## WHAT TO WORK ON
Return each line of the records holding the string "number".

## Dataset records

::::::

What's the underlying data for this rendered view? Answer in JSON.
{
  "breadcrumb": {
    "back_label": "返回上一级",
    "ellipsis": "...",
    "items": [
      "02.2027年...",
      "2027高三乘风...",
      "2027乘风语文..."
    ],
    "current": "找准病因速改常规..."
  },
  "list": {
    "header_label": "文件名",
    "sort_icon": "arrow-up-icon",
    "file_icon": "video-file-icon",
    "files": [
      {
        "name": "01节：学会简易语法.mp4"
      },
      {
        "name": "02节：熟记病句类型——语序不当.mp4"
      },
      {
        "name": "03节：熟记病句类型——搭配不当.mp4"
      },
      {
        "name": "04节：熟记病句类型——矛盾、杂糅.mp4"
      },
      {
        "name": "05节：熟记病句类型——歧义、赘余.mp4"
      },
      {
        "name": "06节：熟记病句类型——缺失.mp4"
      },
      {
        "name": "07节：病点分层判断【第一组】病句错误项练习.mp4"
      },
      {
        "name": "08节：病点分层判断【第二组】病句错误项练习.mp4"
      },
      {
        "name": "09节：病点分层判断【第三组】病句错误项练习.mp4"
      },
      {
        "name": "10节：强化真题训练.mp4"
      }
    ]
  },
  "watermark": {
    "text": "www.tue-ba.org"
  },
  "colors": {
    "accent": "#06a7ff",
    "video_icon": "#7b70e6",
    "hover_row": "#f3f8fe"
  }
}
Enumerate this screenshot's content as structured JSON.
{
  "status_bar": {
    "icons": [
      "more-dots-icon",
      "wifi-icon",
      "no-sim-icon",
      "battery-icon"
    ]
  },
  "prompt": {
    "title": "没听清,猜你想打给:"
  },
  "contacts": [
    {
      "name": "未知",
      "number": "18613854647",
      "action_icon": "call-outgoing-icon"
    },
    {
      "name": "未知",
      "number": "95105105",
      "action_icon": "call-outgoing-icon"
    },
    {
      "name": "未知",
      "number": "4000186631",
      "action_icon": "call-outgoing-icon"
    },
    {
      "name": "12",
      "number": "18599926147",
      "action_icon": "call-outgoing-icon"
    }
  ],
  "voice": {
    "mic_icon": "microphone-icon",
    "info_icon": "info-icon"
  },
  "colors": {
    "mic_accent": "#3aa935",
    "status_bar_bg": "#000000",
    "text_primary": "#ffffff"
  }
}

::::::

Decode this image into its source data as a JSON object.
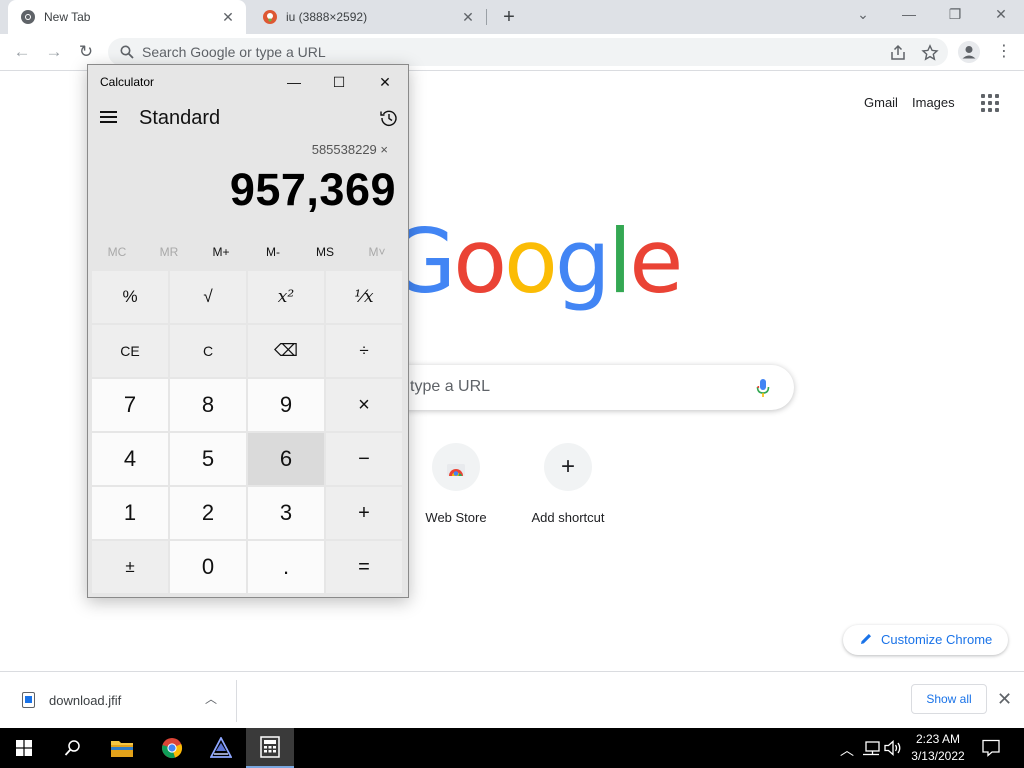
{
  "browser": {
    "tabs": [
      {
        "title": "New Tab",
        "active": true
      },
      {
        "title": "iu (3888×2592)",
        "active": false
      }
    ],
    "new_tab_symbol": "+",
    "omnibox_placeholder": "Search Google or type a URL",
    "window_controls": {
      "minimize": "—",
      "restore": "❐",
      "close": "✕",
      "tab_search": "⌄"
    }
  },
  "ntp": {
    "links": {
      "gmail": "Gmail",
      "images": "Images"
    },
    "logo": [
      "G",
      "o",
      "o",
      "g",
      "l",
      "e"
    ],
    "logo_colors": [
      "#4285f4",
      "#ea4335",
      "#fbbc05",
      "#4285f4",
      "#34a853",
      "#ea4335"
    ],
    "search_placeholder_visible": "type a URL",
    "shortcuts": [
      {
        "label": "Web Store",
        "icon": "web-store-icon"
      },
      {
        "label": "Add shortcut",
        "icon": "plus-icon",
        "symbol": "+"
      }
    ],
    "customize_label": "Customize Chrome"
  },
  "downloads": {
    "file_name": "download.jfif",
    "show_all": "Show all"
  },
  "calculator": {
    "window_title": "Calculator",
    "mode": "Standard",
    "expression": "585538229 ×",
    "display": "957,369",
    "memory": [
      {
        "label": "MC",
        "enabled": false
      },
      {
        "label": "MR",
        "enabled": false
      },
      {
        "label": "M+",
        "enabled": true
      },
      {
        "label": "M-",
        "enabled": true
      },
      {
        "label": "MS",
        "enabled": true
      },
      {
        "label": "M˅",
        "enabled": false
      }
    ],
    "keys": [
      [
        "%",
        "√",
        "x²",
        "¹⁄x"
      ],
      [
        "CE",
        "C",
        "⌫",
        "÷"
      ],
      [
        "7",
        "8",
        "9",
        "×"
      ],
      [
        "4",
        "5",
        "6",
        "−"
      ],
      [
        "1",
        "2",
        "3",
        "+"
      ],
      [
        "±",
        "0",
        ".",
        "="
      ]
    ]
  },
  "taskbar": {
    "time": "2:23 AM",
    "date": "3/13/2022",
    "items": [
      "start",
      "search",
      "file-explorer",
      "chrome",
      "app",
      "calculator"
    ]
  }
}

::::::

## SOLUTION FOR THIS TASK
      "number": "18613854647",
      "number": "95105105",
      "number": "4000186631",
      "number": "18599926147",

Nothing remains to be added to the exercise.